__GIVEN INSTRUCTION__: From the listing below, extract every line in which the word "Berufe" appears.

* * * * * * * * *

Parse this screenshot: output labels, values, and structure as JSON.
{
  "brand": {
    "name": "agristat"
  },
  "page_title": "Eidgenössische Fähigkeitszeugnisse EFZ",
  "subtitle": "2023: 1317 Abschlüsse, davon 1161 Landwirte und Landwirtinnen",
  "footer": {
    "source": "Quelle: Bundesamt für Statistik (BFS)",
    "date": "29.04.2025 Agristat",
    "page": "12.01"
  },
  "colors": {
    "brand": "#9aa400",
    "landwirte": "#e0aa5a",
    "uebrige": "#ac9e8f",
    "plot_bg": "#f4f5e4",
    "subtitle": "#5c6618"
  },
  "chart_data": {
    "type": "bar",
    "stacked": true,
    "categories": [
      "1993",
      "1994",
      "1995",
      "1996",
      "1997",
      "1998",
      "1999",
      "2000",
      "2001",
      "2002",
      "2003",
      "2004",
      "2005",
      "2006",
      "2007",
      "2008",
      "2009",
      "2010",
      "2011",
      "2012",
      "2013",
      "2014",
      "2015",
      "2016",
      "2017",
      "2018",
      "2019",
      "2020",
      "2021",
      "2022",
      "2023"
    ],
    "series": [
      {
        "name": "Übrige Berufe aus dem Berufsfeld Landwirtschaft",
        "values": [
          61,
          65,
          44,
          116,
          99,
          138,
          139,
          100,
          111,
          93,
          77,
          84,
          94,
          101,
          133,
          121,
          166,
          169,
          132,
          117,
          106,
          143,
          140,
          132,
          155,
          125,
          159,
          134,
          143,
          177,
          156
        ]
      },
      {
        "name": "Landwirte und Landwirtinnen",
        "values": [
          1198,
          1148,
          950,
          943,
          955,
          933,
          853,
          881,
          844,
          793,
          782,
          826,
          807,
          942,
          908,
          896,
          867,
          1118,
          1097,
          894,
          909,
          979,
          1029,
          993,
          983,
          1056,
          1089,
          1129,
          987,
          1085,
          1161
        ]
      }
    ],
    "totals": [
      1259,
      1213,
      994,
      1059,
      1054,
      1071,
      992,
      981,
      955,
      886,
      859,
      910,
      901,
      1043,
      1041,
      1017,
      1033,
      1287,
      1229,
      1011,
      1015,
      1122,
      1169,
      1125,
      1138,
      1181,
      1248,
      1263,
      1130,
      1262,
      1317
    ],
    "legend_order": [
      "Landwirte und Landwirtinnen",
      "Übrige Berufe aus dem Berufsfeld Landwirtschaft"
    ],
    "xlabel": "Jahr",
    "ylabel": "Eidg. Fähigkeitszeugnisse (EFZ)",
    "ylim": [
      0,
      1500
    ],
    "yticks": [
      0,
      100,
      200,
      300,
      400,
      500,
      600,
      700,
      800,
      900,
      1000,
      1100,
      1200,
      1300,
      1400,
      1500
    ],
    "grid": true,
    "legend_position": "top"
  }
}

* * * * * * * * *

__EXERCISE RESPONSE__:
        "name": "Übrige Berufe aus dem Berufsfeld Landwirtschaft",
      "Übrige Berufe aus dem Berufsfeld Landwirtschaft"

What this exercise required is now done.